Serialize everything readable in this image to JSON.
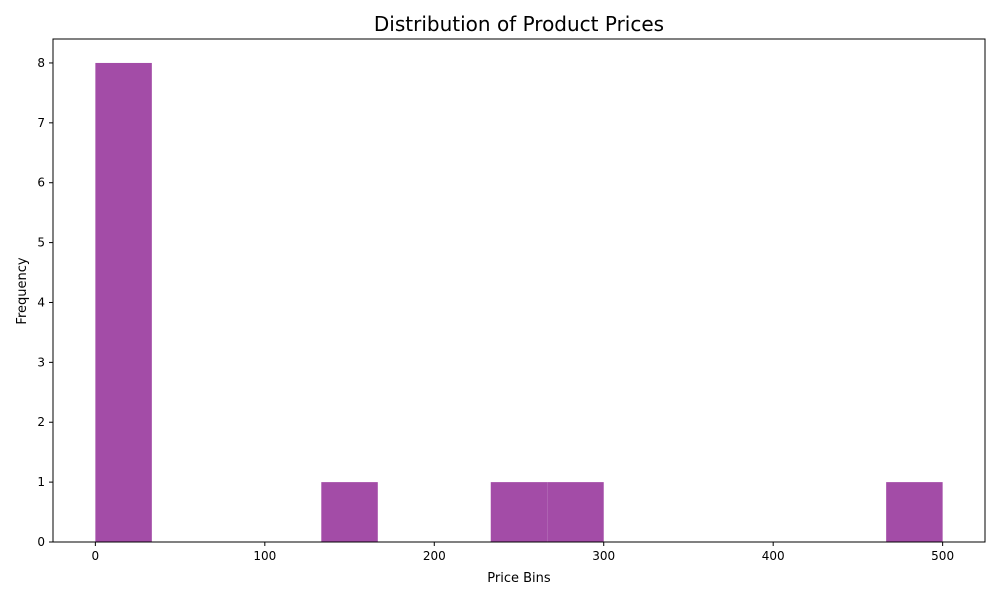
{
  "chart_data": {
    "type": "bar",
    "title": "Distribution of Product Prices",
    "xlabel": "Price Bins",
    "ylabel": "Frequency",
    "xlim": [
      -25,
      525
    ],
    "ylim": [
      0,
      8.4
    ],
    "x_ticks": [
      0,
      100,
      200,
      300,
      400,
      500
    ],
    "y_ticks": [
      0,
      1,
      2,
      3,
      4,
      5,
      6,
      7,
      8
    ],
    "bins": [
      {
        "start": 0,
        "end": 33.33,
        "count": 8
      },
      {
        "start": 33.33,
        "end": 66.67,
        "count": 0
      },
      {
        "start": 66.67,
        "end": 100,
        "count": 0
      },
      {
        "start": 100,
        "end": 133.33,
        "count": 0
      },
      {
        "start": 133.33,
        "end": 166.67,
        "count": 1
      },
      {
        "start": 166.67,
        "end": 200,
        "count": 0
      },
      {
        "start": 200,
        "end": 233.33,
        "count": 0
      },
      {
        "start": 233.33,
        "end": 266.67,
        "count": 1
      },
      {
        "start": 266.67,
        "end": 300,
        "count": 1
      },
      {
        "start": 300,
        "end": 333.33,
        "count": 0
      },
      {
        "start": 333.33,
        "end": 366.67,
        "count": 0
      },
      {
        "start": 366.67,
        "end": 400,
        "count": 0
      },
      {
        "start": 400,
        "end": 433.33,
        "count": 0
      },
      {
        "start": 433.33,
        "end": 466.67,
        "count": 0
      },
      {
        "start": 466.67,
        "end": 500,
        "count": 1
      }
    ],
    "bar_color": "#a34ca7",
    "grid": false,
    "legend": "none"
  }
}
##############################
_TO DO_
Repeat all the records above exactly, leaving out any pictures.

_EXERCISE OUTPUT_
Serialize everything readable in this image to JSON.
{
  "chart_data": {
    "type": "bar",
    "title": "Distribution of Product Prices",
    "xlabel": "Price Bins",
    "ylabel": "Frequency",
    "xlim": [
      -25,
      525
    ],
    "ylim": [
      0,
      8.4
    ],
    "x_ticks": [
      0,
      100,
      200,
      300,
      400,
      500
    ],
    "y_ticks": [
      0,
      1,
      2,
      3,
      4,
      5,
      6,
      7,
      8
    ],
    "bins": [
      {
        "start": 0,
        "end": 33.33,
        "count": 8
      },
      {
        "start": 33.33,
        "end": 66.67,
        "count": 0
      },
      {
        "start": 66.67,
        "end": 100,
        "count": 0
      },
      {
        "start": 100,
        "end": 133.33,
        "count": 0
      },
      {
        "start": 133.33,
        "end": 166.67,
        "count": 1
      },
      {
        "start": 166.67,
        "end": 200,
        "count": 0
      },
      {
        "start": 200,
        "end": 233.33,
        "count": 0
      },
      {
        "start": 233.33,
        "end": 266.67,
        "count": 1
      },
      {
        "start": 266.67,
        "end": 300,
        "count": 1
      },
      {
        "start": 300,
        "end": 333.33,
        "count": 0
      },
      {
        "start": 333.33,
        "end": 366.67,
        "count": 0
      },
      {
        "start": 366.67,
        "end": 400,
        "count": 0
      },
      {
        "start": 400,
        "end": 433.33,
        "count": 0
      },
      {
        "start": 433.33,
        "end": 466.67,
        "count": 0
      },
      {
        "start": 466.67,
        "end": 500,
        "count": 1
      }
    ],
    "bar_color": "#a34ca7",
    "grid": false,
    "legend": "none"
  }
}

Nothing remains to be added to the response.